Set exercise –
Scan each line of the records for the word "vehicle" and extract the ones that have it.

**** Provided material ****

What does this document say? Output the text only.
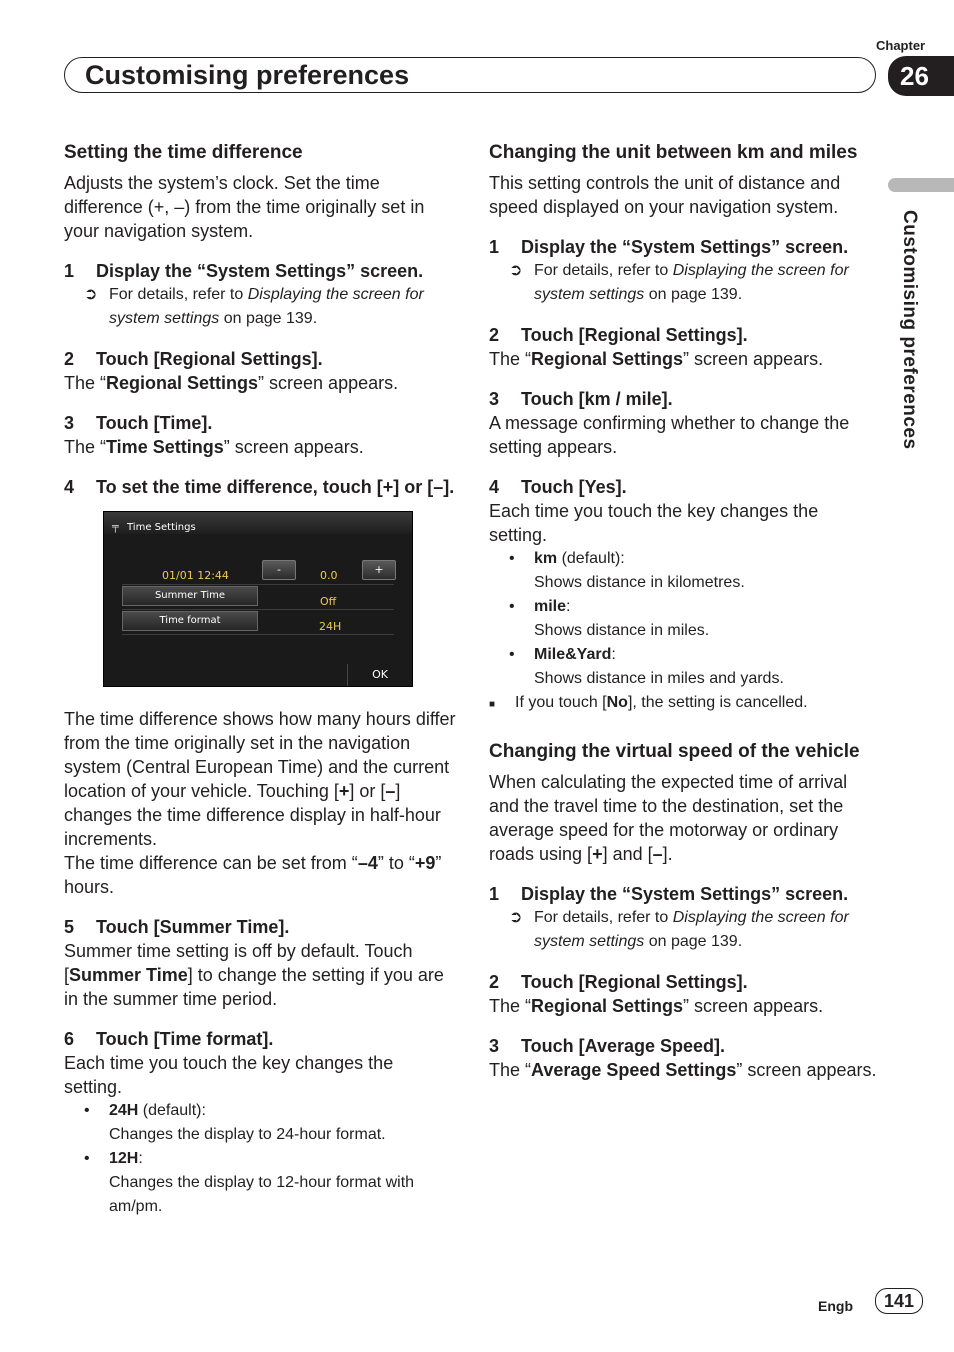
Chapter
26
Customising preferences
Customising preferences
Setting the time difference

Adjusts the system’s clock. Set the time difference (+, –) from the time originally set in your navigation system.

1 Display the “System Settings” screen.

➲ For details, refer to Displaying the screen for system settings on page 139.

2 Touch [Regional Settings].

The “Regional Settings” screen appears.

3 Touch [Time].

The “Time Settings” screen appears.

4 To set the time difference, touch [+] or [–].

╤ Time Settings
01/01 12:44	-	0.0	+
Summer Time	Off
Time format	24H
OK

The time difference shows how many hours differ from the time originally set in the navigation system (Central European Time) and the current location of your vehicle. Touching [+] or [–] changes the time difference display in half-hour increments.

The time difference can be set from “–4” to “+9” hours.

5 Touch [Summer Time].

Summer time setting is off by default. Touch [Summer Time] to change the setting if you are in the summer time period.

6 Touch [Time format].

Each time you touch the key changes the setting.

• 24H (default):

Changes the display to 24-hour format.

• 12H:

Changes the display to 12-hour format with am/pm.

Changing the unit between km and miles

This setting controls the unit of distance and speed displayed on your navigation system.

1 Display the “System Settings” screen.

➲ For details, refer to Displaying the screen for system settings on page 139.

2 Touch [Regional Settings].

The “Regional Settings” screen appears.

3 Touch [km / mile].

A message confirming whether to change the setting appears.

4 Touch [Yes].

Each time you touch the key changes the setting.

• km (default):

Shows distance in kilometres.

• mile:

Shows distance in miles.

• Mile&Yard:

Shows distance in miles and yards.

■ If you touch [No], the setting is cancelled.

Changing the virtual speed of the vehicle

When calculating the expected time of arrival and the travel time to the destination, set the average speed for the motorway or ordinary roads using [+] and [–].

1 Display the “System Settings” screen.

➲ For details, refer to Displaying the screen for system settings on page 139.

2 Touch [Regional Settings].

The “Regional Settings” screen appears.

3 Touch [Average Speed].

The “Average Speed Settings” screen appears.

Engb	141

****

Full solution –
The time difference shows how many hours differ from the time originally set in the navigation system (Central European Time) and the current location of your vehicle. Touching [+] or [–] changes the time difference display in half-hour increments.
Changing the virtual speed of the vehicle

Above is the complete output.